[What to work on] Copy the lines from the one containing "Give me the" through the one containing "- patient-demographics: 2y", swapping "Triage Information" for "Triage Details" and leaving everything else unchanged.

[Dataset]
********

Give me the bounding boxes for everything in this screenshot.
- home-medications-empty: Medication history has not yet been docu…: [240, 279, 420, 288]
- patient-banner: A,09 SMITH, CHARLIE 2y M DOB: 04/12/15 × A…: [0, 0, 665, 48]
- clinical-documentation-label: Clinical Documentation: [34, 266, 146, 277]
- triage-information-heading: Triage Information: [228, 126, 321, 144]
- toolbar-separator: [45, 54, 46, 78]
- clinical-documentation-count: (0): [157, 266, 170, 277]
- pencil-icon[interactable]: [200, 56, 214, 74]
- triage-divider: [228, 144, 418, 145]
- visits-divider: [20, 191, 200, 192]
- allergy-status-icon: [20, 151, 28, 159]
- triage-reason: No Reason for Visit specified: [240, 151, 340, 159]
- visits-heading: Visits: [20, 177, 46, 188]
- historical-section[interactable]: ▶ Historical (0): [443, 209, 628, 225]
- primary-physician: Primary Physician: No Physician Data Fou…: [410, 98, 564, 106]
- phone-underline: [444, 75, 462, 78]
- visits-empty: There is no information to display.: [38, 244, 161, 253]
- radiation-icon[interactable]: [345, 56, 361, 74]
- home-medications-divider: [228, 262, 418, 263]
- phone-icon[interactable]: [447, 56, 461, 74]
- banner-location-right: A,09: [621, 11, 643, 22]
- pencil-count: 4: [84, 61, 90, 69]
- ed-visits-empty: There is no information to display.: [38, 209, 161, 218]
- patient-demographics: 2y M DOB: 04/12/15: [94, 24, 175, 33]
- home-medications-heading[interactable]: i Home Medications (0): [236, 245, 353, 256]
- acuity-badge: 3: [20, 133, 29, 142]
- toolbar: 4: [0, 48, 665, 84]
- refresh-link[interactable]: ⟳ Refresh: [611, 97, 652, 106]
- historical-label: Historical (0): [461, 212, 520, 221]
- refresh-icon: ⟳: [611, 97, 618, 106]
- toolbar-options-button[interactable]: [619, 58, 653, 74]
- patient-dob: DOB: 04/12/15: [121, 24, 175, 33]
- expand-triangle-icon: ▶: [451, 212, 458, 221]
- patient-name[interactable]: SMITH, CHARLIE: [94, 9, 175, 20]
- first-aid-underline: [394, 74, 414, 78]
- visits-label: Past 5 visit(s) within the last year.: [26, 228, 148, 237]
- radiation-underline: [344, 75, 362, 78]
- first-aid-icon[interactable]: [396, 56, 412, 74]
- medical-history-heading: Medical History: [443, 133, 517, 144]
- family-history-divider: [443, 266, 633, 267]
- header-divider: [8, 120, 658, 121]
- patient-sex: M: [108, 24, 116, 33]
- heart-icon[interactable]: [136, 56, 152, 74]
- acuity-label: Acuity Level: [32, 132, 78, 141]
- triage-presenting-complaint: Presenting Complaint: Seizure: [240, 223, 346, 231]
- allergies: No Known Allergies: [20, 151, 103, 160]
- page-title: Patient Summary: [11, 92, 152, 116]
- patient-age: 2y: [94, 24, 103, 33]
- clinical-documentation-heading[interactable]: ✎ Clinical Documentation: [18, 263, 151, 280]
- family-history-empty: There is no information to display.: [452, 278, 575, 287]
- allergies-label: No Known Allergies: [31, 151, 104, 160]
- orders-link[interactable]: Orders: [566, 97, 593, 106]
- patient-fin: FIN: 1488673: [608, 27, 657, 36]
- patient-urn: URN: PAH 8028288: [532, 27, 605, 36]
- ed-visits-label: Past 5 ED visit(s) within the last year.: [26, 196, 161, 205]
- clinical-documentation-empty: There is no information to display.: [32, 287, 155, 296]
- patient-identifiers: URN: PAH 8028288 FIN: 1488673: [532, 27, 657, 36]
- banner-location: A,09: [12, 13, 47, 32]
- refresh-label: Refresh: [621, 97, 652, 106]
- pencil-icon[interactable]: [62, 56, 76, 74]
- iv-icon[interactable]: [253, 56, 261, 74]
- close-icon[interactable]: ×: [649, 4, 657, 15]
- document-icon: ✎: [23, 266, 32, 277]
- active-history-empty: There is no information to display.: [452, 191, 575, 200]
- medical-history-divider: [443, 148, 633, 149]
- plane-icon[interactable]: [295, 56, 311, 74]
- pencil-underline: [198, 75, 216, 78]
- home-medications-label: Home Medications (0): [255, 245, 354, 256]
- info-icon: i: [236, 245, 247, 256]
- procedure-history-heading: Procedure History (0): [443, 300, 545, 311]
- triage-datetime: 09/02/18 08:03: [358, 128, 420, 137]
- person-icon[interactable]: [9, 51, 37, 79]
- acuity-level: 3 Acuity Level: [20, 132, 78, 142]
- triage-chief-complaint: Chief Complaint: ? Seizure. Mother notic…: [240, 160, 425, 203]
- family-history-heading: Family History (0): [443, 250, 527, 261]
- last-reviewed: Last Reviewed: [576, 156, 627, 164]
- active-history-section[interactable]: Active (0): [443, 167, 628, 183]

********

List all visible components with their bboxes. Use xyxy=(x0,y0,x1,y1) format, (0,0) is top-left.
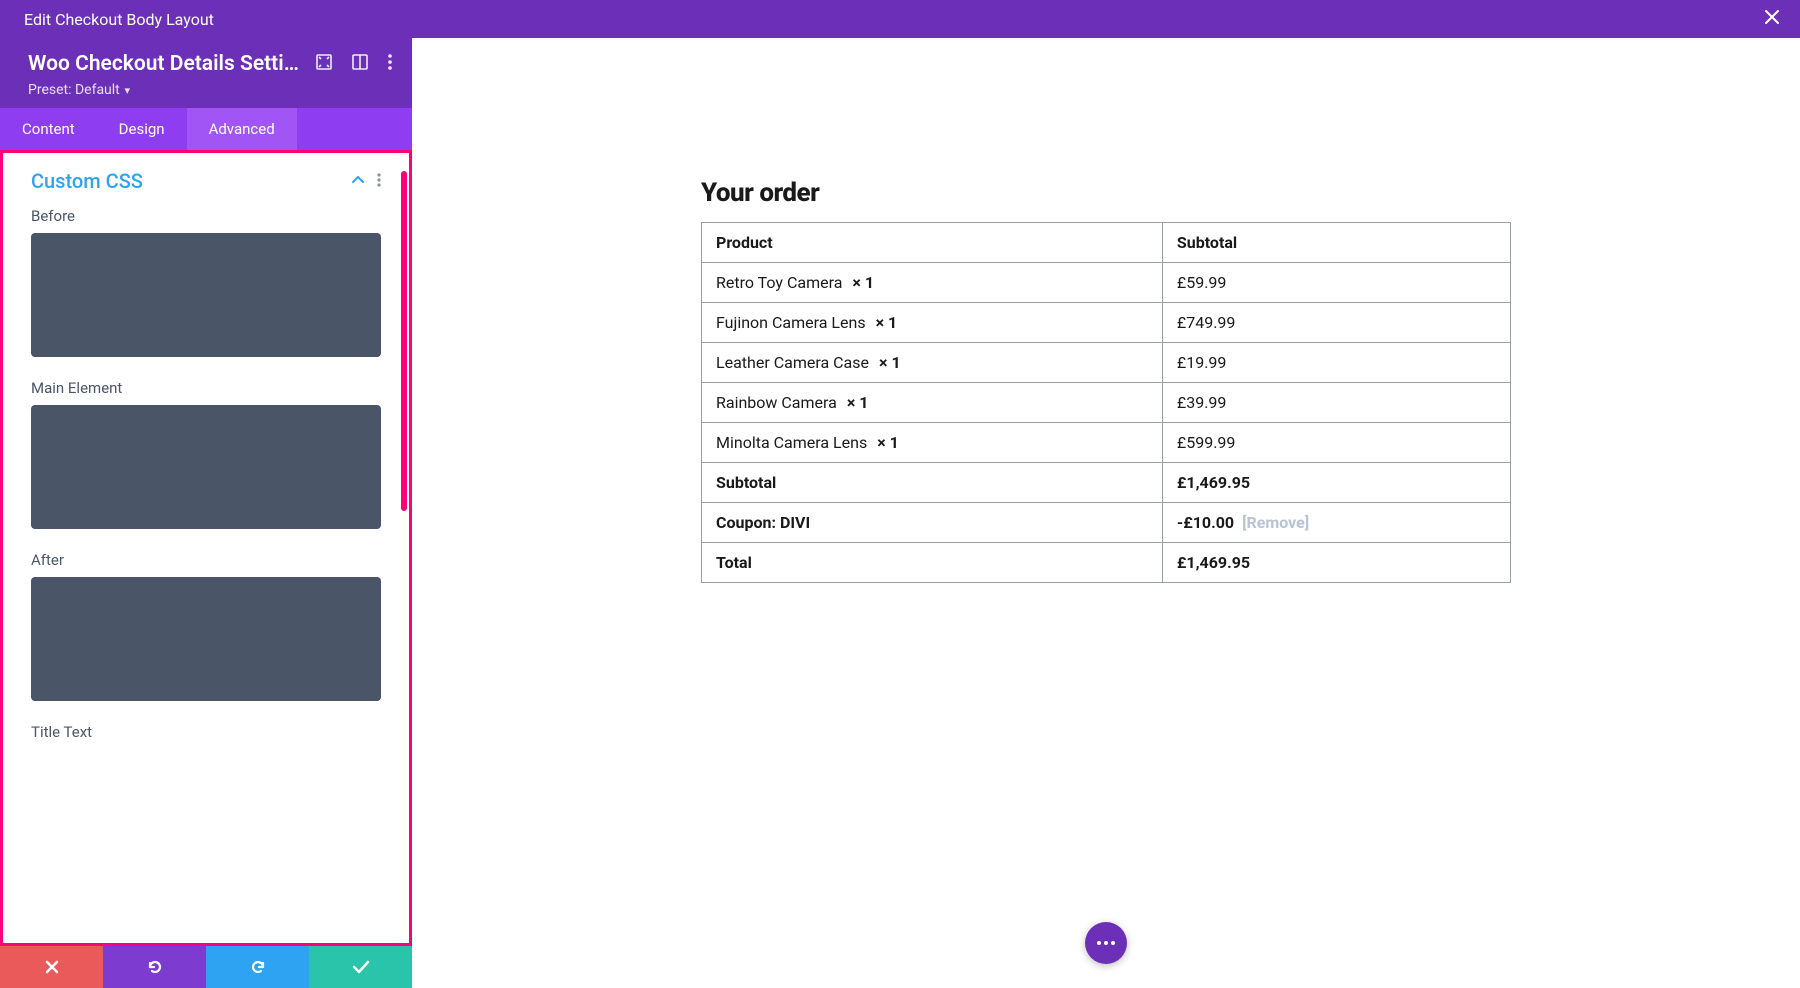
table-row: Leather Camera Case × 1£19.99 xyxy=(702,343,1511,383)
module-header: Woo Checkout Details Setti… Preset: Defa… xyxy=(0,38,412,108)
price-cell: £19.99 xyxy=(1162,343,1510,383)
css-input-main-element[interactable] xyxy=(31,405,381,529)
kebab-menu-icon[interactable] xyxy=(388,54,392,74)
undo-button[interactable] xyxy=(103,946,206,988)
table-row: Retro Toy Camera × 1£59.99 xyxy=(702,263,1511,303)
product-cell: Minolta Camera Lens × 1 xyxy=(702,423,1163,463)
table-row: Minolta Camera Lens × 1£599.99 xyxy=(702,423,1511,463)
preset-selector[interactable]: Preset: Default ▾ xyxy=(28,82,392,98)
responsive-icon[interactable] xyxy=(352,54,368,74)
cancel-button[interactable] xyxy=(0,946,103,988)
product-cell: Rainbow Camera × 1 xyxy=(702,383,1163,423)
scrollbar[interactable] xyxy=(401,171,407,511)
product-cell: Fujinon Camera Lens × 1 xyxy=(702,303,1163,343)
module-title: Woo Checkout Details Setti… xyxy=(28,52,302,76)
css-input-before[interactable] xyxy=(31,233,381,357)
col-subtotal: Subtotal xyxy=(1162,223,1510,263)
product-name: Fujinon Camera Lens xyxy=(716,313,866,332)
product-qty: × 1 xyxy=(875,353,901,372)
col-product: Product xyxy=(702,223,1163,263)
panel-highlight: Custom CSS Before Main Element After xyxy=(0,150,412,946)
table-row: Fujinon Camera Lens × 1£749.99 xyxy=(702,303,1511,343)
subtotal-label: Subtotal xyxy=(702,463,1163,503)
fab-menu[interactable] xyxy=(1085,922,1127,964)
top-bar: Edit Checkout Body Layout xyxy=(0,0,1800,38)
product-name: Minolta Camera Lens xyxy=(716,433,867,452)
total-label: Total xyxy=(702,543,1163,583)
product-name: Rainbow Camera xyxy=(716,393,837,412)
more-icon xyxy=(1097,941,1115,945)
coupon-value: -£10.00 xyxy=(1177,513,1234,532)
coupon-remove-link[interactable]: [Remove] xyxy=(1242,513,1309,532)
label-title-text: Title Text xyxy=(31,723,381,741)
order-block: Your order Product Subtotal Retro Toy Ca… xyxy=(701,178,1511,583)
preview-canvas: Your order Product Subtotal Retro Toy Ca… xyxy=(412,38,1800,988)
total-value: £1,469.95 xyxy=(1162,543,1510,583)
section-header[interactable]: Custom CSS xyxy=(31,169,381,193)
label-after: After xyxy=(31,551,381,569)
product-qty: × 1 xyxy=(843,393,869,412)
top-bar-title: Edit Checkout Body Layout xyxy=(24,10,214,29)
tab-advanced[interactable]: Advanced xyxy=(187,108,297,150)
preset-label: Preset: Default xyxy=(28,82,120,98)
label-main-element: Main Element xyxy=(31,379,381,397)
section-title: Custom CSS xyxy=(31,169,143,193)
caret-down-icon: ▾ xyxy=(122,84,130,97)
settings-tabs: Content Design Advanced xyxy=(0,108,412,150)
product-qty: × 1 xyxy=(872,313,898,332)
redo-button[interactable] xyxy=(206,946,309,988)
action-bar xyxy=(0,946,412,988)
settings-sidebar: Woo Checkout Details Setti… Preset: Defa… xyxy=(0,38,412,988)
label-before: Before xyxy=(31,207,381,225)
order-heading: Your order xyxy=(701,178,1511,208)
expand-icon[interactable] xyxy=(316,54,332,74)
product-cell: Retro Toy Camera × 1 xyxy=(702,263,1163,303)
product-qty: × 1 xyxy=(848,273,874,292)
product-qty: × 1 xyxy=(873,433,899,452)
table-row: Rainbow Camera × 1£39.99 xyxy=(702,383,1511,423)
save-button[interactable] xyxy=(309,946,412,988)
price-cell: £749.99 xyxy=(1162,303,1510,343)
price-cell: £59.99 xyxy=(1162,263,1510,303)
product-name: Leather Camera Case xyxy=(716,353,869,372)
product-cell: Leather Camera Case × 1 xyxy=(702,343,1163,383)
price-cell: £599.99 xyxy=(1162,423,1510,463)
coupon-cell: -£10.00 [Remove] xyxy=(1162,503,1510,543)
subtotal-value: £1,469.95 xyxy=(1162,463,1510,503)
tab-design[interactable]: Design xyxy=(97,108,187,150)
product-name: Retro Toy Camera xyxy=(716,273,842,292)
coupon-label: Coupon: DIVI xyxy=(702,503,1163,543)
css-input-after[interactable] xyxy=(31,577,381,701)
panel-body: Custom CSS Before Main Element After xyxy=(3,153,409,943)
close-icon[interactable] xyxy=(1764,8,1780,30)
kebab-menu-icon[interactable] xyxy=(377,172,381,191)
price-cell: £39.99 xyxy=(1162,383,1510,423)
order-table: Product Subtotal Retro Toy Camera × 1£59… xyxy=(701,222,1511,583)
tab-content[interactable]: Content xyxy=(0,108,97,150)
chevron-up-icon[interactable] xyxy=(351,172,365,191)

********

[Written solution]
Give me the bounding boxes for everything in this screenshot.
- home-medications-empty: Medication history has not yet been docu…: [240, 279, 420, 288]
- patient-banner: A,09 SMITH, CHARLIE 2y M DOB: 04/12/15 × A…: [0, 0, 665, 48]
- clinical-documentation-label: Clinical Documentation: [34, 266, 146, 277]
- triage-information-heading: Triage Details: [228, 126, 321, 144]
- toolbar-separator: [45, 54, 46, 78]
- clinical-documentation-count: (0): [157, 266, 170, 277]
- pencil-icon[interactable]: [200, 56, 214, 74]
- triage-divider: [228, 144, 418, 145]
- visits-divider: [20, 191, 200, 192]
- allergy-status-icon: [20, 151, 28, 159]
- triage-reason: No Reason for Visit specified: [240, 151, 340, 159]
- visits-heading: Visits: [20, 177, 46, 188]
- historical-section[interactable]: ▶ Historical (0): [443, 209, 628, 225]
- primary-physician: Primary Physician: No Physician Data Fou…: [410, 98, 564, 106]
- phone-underline: [444, 75, 462, 78]
- visits-empty: There is no information to display.: [38, 244, 161, 253]
- radiation-icon[interactable]: [345, 56, 361, 74]
- home-medications-divider: [228, 262, 418, 263]
- phone-icon[interactable]: [447, 56, 461, 74]
- banner-location-right: A,09: [621, 11, 643, 22]
- pencil-count: 4: [84, 61, 90, 69]
- ed-visits-empty: There is no information to display.: [38, 209, 161, 218]
- patient-demographics: 2y M DOB: 04/12/15: [94, 24, 175, 33]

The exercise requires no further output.